■ WRITTEN REQUEST:
Set out each line from the following listing that includes the word "reader".
........
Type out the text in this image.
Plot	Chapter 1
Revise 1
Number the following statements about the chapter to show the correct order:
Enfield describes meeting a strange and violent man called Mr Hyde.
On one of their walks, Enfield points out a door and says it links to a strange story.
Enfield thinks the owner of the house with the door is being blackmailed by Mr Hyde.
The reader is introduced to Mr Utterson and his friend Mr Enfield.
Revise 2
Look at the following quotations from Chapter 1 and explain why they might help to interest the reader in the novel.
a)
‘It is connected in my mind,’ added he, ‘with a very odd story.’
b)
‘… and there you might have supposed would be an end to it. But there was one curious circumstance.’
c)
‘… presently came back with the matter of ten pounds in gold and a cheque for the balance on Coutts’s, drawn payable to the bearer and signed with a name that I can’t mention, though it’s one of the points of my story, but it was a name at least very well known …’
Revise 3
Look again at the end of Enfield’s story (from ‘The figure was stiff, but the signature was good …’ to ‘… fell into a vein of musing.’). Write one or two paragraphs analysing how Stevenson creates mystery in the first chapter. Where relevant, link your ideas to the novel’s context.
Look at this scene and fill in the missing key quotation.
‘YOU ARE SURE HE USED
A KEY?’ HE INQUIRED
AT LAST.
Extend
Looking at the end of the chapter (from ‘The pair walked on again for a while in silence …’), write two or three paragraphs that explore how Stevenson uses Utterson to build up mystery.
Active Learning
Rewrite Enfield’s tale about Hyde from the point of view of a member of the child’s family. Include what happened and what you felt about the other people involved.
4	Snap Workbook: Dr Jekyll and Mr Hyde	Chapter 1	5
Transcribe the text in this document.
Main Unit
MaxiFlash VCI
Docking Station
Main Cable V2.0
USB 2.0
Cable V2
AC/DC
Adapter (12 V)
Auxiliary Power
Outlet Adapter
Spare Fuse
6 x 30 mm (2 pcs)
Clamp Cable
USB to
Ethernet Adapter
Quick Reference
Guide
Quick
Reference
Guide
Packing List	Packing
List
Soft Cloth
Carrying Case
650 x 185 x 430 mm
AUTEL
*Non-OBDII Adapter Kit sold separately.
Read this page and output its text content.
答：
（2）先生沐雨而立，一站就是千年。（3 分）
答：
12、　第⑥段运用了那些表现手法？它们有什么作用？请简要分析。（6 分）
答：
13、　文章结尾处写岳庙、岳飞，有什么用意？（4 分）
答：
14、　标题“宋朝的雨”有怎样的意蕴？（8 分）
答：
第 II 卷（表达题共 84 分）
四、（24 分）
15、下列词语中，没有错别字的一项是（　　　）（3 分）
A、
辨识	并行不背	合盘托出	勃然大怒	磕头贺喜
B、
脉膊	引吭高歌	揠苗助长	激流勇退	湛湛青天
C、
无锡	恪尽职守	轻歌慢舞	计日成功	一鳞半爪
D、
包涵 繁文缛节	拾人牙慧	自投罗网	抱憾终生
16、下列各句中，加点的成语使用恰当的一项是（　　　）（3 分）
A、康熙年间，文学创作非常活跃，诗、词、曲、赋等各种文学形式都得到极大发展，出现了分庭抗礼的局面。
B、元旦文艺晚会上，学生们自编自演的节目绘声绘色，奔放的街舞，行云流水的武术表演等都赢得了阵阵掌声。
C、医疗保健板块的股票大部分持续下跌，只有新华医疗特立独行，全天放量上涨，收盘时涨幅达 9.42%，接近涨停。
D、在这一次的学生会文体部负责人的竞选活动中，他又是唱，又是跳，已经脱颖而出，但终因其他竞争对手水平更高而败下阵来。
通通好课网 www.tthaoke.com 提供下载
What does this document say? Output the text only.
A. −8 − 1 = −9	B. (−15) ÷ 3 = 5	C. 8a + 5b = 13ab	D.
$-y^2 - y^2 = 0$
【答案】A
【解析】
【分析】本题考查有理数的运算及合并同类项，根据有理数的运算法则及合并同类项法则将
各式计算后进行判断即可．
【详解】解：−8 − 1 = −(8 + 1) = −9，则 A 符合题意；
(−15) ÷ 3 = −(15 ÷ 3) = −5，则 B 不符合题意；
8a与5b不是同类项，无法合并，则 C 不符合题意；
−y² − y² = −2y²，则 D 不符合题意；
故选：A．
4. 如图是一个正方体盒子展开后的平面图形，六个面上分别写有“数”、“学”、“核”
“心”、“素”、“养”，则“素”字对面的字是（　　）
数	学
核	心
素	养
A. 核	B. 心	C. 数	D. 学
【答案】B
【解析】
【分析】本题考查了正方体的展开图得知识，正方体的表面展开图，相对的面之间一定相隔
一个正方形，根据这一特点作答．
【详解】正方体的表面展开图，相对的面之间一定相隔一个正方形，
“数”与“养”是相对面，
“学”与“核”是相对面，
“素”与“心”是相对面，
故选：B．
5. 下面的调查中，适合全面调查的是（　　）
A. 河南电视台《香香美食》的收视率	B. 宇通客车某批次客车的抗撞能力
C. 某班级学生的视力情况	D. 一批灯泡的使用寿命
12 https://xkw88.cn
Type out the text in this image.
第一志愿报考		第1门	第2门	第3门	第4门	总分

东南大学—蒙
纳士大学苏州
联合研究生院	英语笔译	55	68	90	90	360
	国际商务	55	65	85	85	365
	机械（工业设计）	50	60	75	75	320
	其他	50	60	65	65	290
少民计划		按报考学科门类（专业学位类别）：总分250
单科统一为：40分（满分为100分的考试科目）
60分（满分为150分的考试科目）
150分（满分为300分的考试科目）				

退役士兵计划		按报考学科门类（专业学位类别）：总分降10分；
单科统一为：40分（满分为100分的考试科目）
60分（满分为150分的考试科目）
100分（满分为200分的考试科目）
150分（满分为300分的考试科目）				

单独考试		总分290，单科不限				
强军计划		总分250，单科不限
........
■ OUTPUT BELOW:
The reader is introduced to Mr Utterson and his friend Mr Enfield.
Look at the following quotations from Chapter 1 and explain why they might help to interest the reader in the novel.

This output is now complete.